### Excerpted passage

<<<<

It is trite that if parties agree in a contract of employment that
any disputes arising between them will be privately arbitrated
then,
absent evidence to the contrary the principles of
pacta
sunt servanda
must apply.
[12]
[56]   Furthermore,
in support of his contention that the court
a quo
failed to
consider whether it was expedient for it to continue with the
proceedings, it is the appellant’s argument that
firstly, the
court
a quo
materially misdirected itself on the jurisdiction
of the court in respect of the unfair dismissal dispute for an
automatically
unfair reason; and secondly, because the appellant did
not address the issue of expediency in his papers.
[57]   According
to the appellant’s counsel, even if the appellant did not
address the question of expediency
in his papers, the court
a quo
was enjoined by section 158(2)(b) of the LRA to have
mero motu
considered it, but it failed to do so. Counsel further argued that it
would have been expedient for the court
a quo
and the parties
that the disputes be heard together as the disputes in question
formed part of the four claims that were before
the court
a quo
,
and, although the claims are different in terms of what is claimed,
they, however, rely on the same questions of law and fact.
This,
according to counsel, would have helped to avoid potential
conflicting judgments if the claims were to be adjudicated by

different forums.
[58]   The
submission by the appellant’s counsel that the court
a
quo
did not consider whether it was expedient for it to hear
the matter, is again without merit. It is evident from reading
paragraphs
13 and 14 of the court
a quo
’s judgment cited
above that the court
a quo
considered whether it was expedient
to continue with the proceedings and, also, supplied various reasons
as to why the dispute
is to be referred to arbitration and made the
determination that it was not expedient for it to deal with the
matter.
[59]   That
the appellant did not make out a case in the pleadings as to why it
was expedient for the court
a quo
to hear the matter, is not
the only basis upon which appellant’s submissions was rejected.

>>>>

### Exercise brief
From the excerpt on the arbitration appeal, quote the part that opens with the words containing "[59]   That" and closes with "submissions was rejected.". The records that come next have no connection to the excerpt on the arbitration appeal.

### Record extracts
<<<<

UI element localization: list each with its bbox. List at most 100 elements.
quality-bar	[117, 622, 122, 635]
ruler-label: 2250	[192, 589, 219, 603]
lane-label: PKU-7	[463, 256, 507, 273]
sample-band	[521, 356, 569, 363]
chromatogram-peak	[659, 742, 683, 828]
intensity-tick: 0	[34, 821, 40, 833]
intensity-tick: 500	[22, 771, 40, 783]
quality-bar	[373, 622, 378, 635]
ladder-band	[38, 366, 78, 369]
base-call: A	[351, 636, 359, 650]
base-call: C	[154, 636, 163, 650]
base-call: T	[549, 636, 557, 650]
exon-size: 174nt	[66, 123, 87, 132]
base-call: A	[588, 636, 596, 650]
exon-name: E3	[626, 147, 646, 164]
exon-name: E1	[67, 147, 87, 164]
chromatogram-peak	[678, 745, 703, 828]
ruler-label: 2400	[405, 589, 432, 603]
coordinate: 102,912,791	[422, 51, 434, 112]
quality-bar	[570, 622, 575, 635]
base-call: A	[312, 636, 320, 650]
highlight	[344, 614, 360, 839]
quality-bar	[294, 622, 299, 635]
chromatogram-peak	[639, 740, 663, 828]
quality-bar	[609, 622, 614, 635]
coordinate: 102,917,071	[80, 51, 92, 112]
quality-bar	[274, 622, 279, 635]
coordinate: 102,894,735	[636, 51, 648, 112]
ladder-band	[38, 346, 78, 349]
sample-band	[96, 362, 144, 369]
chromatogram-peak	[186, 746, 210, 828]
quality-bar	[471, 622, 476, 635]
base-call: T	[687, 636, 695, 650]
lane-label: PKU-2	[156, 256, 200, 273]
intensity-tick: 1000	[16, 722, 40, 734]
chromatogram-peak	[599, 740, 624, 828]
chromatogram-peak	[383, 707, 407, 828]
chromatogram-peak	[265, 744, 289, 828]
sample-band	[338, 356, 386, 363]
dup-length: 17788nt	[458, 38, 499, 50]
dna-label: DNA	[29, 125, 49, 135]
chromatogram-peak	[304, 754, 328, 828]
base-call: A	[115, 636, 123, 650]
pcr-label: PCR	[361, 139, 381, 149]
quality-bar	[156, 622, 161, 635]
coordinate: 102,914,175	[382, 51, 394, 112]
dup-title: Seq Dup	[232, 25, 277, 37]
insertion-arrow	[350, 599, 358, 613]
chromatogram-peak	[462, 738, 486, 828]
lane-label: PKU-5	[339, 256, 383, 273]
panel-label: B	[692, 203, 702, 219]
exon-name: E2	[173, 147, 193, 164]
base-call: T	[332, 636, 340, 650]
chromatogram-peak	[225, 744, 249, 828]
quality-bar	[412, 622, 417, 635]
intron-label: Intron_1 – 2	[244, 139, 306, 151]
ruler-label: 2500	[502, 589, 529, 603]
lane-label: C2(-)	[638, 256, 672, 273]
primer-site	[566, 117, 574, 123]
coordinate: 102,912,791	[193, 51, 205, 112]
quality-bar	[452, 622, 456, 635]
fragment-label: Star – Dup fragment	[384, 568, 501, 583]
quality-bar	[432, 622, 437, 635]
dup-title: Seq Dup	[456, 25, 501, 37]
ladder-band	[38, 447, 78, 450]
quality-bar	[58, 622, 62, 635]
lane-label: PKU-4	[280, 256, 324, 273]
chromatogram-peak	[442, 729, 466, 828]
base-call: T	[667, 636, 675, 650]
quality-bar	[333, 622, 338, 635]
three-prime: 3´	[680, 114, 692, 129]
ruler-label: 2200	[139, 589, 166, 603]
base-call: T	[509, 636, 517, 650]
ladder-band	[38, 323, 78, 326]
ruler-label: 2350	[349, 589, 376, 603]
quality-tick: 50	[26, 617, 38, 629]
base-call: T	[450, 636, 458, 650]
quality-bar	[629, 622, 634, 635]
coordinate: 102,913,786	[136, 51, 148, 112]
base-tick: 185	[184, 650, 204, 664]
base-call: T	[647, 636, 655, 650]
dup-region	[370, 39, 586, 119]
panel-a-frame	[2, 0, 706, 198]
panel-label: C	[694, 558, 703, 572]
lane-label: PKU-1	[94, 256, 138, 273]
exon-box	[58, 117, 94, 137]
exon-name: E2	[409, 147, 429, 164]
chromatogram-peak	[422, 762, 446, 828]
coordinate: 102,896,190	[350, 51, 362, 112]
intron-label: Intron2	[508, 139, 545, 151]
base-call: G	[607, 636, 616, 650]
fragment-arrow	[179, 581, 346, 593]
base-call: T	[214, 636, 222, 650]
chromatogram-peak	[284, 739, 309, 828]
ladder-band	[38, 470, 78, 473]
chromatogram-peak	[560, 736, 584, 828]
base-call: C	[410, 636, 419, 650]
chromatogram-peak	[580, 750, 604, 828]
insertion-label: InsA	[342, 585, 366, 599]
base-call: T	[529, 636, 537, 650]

>>>>

### Written answer
[59]   That
the appellant did not make out a case in the pleadings as to why it
was expedient for the court
a quo
to hear the matter, is not
the only basis upon which appellant’s submissions was rejected.